[GIVEN RECORDS]

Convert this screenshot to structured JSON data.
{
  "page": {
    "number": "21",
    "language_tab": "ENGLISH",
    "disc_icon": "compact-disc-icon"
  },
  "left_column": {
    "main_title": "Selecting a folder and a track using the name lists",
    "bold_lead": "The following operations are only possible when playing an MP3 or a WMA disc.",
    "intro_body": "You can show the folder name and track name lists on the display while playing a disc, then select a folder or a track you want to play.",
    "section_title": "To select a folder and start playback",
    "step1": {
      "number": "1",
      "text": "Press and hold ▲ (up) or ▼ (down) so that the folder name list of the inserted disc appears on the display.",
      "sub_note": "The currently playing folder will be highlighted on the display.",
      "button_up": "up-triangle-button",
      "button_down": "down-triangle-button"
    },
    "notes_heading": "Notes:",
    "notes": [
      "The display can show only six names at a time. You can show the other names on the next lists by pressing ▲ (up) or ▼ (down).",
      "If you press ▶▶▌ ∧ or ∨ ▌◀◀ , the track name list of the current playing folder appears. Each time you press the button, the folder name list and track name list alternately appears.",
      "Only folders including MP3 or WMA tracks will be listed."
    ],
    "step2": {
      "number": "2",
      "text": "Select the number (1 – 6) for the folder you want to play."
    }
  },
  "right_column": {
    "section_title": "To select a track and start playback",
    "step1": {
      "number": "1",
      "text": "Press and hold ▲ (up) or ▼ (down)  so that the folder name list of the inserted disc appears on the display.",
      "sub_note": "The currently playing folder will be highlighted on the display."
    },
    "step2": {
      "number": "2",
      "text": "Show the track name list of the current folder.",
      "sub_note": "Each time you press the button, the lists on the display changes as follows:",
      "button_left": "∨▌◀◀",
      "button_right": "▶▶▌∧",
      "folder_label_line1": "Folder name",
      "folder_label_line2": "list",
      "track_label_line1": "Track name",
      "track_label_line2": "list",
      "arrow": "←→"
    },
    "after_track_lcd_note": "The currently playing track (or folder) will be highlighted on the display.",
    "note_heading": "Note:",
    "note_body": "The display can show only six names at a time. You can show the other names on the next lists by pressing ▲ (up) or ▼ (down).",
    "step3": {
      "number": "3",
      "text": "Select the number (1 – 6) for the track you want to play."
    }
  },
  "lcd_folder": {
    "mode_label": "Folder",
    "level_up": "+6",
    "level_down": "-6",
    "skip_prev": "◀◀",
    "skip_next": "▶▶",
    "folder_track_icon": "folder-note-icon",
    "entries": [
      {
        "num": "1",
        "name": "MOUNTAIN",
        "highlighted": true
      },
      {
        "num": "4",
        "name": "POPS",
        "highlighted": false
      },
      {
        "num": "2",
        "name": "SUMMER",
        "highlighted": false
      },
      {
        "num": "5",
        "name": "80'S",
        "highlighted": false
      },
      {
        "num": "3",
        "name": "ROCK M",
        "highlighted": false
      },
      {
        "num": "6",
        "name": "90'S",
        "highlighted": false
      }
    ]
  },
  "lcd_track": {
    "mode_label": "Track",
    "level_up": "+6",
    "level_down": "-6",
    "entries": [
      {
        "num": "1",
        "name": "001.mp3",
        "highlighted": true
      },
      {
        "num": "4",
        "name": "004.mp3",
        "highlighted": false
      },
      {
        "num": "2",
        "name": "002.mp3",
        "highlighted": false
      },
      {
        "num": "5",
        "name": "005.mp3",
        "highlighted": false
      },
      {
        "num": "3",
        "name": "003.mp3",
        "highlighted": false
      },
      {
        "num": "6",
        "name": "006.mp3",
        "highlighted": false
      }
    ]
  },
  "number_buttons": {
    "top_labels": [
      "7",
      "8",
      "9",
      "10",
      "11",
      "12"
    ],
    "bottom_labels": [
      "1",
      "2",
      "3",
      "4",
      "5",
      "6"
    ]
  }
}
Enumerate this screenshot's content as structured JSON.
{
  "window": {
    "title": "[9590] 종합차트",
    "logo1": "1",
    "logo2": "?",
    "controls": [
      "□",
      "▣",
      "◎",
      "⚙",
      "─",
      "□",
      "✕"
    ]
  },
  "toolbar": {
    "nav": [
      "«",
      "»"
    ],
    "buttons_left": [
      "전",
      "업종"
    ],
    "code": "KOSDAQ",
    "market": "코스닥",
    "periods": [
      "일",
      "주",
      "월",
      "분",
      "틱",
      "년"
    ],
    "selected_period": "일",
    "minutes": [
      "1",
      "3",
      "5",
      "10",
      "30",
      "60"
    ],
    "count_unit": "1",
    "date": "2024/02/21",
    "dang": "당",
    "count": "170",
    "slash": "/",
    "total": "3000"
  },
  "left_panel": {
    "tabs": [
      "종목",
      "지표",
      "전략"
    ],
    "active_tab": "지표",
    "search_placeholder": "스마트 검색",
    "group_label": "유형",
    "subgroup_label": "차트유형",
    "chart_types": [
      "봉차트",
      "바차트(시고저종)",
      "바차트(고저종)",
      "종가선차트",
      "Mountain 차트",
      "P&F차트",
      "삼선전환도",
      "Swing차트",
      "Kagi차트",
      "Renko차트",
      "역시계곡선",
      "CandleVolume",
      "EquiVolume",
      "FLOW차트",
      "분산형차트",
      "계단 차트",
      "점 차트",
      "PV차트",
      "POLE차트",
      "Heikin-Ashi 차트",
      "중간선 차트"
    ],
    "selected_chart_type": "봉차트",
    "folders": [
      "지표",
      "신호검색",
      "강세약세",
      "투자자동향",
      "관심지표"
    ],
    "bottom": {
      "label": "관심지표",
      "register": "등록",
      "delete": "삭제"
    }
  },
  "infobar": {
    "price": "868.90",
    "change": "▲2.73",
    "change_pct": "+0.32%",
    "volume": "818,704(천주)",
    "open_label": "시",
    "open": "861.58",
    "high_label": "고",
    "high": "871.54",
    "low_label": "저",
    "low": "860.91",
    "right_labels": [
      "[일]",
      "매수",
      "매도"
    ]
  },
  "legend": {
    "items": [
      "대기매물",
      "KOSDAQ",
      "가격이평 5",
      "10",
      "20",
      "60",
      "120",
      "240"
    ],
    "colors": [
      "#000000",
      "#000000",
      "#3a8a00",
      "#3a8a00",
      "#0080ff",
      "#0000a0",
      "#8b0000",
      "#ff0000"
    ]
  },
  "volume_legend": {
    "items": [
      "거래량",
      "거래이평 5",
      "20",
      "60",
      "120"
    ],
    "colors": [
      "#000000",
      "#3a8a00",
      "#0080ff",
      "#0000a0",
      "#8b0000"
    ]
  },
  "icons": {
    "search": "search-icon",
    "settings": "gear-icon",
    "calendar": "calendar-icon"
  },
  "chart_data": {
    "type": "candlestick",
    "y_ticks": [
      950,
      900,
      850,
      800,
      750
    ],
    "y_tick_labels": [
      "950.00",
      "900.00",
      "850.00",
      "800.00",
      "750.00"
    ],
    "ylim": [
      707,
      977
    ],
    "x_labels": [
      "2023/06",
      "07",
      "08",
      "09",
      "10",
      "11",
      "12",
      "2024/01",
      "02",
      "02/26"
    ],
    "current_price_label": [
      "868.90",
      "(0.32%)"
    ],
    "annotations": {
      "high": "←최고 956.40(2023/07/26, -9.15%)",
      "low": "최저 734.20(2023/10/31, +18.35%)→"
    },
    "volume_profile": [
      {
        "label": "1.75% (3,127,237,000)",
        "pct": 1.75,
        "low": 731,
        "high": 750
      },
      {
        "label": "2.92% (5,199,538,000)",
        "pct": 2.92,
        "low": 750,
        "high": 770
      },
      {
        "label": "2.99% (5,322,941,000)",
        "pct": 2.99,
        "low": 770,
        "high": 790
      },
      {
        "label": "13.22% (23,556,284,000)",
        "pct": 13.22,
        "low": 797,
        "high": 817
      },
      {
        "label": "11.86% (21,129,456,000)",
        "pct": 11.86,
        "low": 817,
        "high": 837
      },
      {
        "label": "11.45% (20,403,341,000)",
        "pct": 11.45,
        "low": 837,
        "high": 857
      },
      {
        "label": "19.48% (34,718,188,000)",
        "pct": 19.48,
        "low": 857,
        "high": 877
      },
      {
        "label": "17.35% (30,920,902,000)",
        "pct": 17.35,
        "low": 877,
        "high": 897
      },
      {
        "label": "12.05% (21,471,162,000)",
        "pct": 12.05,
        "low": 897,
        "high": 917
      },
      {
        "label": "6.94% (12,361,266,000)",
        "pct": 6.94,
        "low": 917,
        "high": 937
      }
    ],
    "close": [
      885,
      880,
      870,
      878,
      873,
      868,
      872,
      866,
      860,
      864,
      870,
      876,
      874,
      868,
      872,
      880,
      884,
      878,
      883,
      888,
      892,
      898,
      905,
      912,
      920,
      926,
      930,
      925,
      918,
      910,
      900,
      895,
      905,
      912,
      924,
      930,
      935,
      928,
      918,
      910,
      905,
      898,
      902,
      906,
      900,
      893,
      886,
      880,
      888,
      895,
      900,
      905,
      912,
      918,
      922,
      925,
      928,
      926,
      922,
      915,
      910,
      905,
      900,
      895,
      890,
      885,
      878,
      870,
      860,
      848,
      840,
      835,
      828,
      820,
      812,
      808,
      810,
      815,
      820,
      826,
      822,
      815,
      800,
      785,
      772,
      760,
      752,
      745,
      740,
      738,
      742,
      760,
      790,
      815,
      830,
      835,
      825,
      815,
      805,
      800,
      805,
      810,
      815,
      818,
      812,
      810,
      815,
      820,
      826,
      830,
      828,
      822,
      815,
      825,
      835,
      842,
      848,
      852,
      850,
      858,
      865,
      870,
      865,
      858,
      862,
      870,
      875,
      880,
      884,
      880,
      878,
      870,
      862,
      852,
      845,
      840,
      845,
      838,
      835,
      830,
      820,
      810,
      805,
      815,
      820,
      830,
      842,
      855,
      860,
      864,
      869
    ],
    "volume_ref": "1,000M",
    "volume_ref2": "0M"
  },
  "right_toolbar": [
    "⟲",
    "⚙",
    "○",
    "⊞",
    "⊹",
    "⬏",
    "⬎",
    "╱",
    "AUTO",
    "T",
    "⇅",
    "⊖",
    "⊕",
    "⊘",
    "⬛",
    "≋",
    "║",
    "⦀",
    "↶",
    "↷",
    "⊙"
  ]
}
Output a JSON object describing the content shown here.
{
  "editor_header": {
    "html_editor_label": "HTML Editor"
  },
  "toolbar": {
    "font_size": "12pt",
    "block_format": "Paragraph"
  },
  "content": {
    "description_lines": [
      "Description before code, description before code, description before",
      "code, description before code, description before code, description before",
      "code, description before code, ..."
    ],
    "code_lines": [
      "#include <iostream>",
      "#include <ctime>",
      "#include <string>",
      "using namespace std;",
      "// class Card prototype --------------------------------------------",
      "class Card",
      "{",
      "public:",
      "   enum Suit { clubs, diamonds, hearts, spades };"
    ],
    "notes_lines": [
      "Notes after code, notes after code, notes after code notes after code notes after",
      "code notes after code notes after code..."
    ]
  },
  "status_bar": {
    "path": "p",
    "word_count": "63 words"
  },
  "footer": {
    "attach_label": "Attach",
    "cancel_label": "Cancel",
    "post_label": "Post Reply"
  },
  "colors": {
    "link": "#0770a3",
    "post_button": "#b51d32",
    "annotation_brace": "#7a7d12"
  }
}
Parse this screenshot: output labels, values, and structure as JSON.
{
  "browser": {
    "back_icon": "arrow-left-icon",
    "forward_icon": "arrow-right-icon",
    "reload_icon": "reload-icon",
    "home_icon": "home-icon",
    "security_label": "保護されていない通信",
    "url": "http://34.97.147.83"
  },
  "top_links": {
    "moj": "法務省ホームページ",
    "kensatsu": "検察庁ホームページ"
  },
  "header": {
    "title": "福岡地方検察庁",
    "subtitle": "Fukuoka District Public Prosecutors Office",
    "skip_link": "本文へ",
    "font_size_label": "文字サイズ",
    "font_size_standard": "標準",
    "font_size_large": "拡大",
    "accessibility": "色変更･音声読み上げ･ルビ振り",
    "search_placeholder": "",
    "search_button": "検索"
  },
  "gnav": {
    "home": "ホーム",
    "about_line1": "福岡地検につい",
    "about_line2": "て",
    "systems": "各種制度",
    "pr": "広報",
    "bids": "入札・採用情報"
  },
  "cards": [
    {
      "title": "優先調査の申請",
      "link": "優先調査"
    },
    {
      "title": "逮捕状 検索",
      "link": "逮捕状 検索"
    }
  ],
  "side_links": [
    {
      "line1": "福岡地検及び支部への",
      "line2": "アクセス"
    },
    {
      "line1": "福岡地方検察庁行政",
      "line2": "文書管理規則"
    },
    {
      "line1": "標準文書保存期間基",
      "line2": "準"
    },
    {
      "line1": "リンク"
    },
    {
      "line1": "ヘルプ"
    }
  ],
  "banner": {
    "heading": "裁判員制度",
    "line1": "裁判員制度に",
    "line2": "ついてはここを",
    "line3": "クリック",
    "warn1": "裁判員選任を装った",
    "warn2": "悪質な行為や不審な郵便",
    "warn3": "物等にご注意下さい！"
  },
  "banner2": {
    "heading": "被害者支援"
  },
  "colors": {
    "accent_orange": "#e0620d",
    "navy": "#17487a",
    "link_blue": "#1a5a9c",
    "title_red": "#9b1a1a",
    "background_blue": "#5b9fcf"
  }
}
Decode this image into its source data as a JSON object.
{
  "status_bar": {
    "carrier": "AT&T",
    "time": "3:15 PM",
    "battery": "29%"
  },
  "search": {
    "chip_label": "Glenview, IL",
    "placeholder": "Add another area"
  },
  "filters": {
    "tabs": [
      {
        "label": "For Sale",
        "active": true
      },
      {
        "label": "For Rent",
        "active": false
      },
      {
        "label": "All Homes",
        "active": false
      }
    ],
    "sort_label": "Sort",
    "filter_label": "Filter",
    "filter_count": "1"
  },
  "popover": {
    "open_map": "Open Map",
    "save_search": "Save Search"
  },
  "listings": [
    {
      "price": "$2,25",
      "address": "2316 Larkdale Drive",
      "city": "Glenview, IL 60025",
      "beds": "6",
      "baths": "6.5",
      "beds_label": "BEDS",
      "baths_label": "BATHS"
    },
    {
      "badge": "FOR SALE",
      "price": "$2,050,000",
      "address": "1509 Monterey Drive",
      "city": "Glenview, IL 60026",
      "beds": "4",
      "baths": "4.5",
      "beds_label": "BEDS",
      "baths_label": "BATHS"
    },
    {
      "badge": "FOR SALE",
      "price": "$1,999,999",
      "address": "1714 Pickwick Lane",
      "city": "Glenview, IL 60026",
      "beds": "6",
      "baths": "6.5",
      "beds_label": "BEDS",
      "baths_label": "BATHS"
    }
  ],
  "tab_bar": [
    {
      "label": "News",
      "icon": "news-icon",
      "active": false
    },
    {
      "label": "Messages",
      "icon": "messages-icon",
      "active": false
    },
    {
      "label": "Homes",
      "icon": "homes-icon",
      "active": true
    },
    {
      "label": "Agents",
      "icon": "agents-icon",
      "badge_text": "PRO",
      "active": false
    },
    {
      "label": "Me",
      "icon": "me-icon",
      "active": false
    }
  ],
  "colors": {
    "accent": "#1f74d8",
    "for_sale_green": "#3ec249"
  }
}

[EXERCISE REQUIREMENTS]
Pick out all lines from the data above in which the word "object" appears.

[COMPLETE RESPONSE]
Output a JSON object describing the content shown here.
Decode this image into its source data as a JSON object.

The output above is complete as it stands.